_What to do_
Below are some entries. Copy each line that holds the string "рибу".

_Rows_

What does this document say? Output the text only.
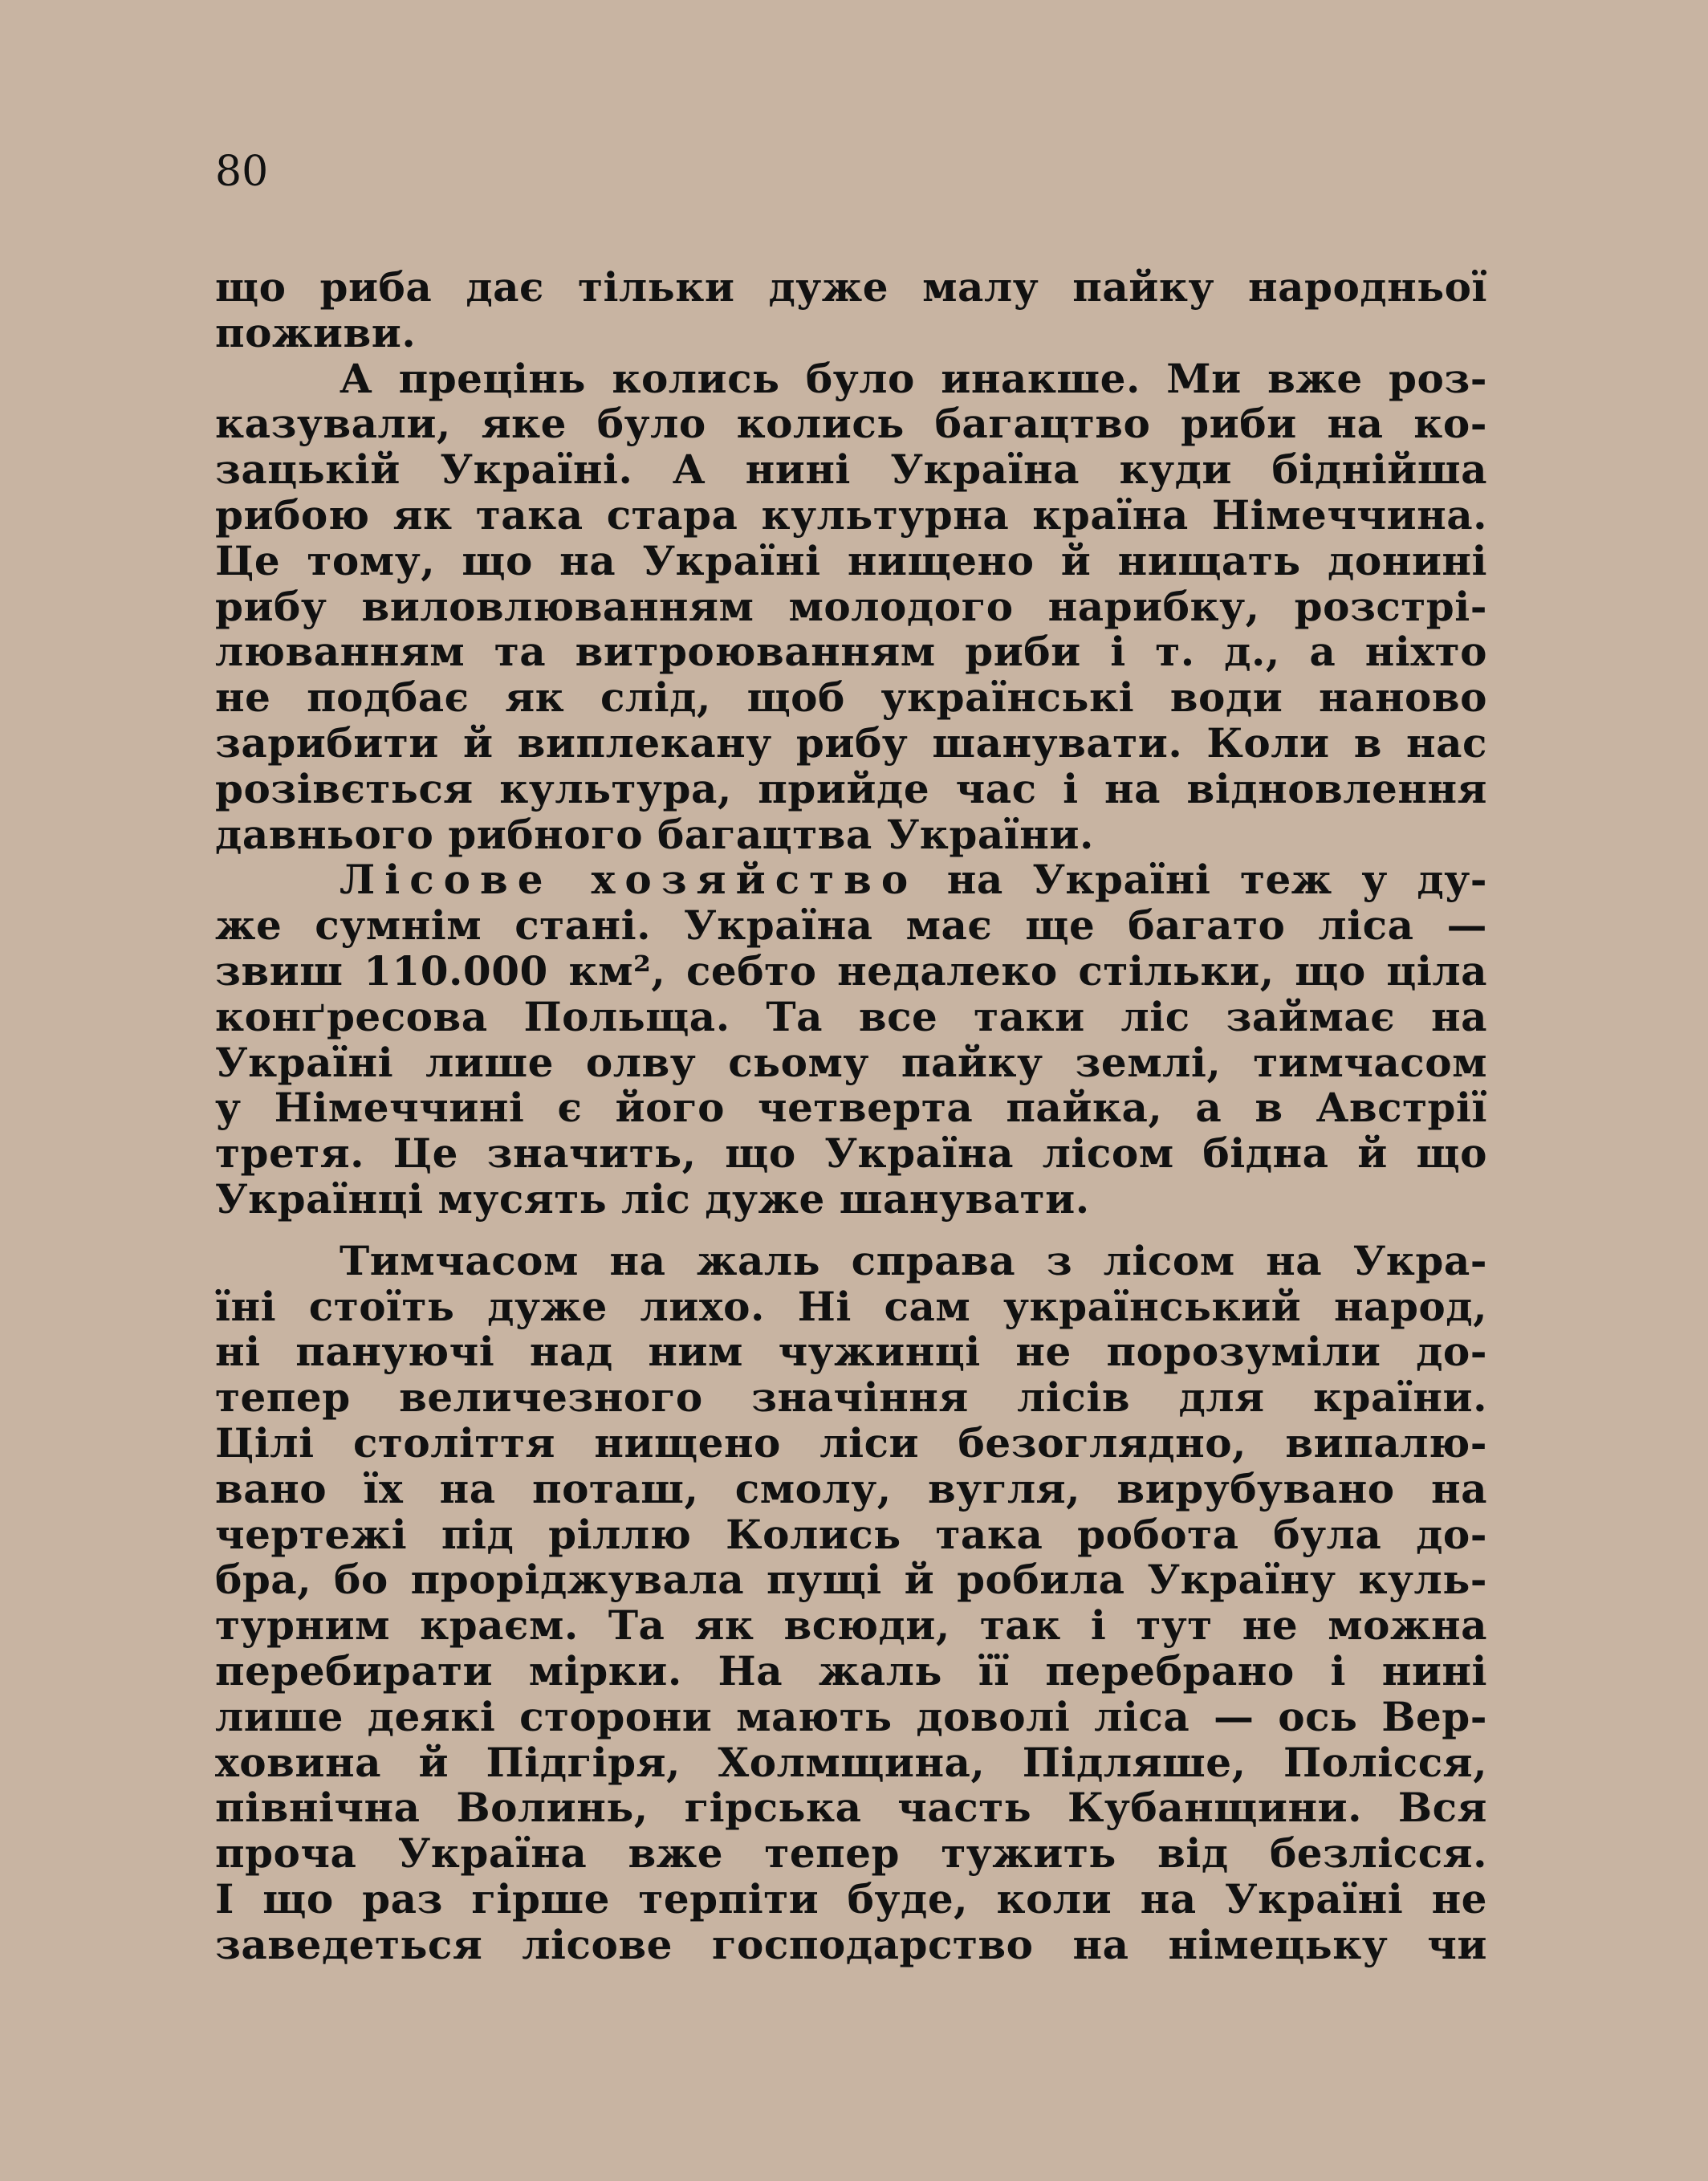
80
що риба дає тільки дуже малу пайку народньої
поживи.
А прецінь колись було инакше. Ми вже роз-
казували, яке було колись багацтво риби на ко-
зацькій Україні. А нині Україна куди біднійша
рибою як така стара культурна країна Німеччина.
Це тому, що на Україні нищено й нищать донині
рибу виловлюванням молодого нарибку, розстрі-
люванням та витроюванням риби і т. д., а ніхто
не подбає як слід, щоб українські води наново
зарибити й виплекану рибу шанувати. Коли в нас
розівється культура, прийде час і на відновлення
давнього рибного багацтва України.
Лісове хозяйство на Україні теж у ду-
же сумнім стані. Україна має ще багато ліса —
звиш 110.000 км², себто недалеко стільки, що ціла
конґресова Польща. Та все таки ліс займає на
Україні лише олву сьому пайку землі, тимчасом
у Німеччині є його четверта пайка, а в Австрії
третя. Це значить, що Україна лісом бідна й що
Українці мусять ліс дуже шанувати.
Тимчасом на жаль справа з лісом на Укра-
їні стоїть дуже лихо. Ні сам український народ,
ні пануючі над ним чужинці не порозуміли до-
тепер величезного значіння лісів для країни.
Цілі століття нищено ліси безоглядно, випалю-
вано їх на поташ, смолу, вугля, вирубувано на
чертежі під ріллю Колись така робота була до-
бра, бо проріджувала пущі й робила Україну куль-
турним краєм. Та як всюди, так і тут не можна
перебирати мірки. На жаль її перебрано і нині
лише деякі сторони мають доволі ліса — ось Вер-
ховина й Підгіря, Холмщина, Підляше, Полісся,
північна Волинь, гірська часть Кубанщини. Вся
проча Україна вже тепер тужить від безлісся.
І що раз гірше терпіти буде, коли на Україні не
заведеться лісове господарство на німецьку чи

...

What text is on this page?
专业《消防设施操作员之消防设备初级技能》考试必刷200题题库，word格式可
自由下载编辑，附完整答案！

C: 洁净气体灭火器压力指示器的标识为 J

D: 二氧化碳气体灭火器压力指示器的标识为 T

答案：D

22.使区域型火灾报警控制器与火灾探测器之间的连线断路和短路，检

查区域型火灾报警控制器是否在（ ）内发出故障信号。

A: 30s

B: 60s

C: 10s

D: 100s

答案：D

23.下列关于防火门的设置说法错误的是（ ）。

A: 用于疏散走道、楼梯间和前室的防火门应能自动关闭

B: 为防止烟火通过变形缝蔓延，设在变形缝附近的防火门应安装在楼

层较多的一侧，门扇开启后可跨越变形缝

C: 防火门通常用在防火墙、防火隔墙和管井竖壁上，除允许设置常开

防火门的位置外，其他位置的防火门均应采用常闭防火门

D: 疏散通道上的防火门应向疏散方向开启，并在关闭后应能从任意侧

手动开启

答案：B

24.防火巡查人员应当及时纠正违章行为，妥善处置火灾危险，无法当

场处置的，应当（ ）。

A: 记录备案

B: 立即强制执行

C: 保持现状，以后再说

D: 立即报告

_Solution to this exercise_
рибу виловлюванням молодого нарибку, розстрі-
зарибити й виплекану рибу шанувати. Коли в нас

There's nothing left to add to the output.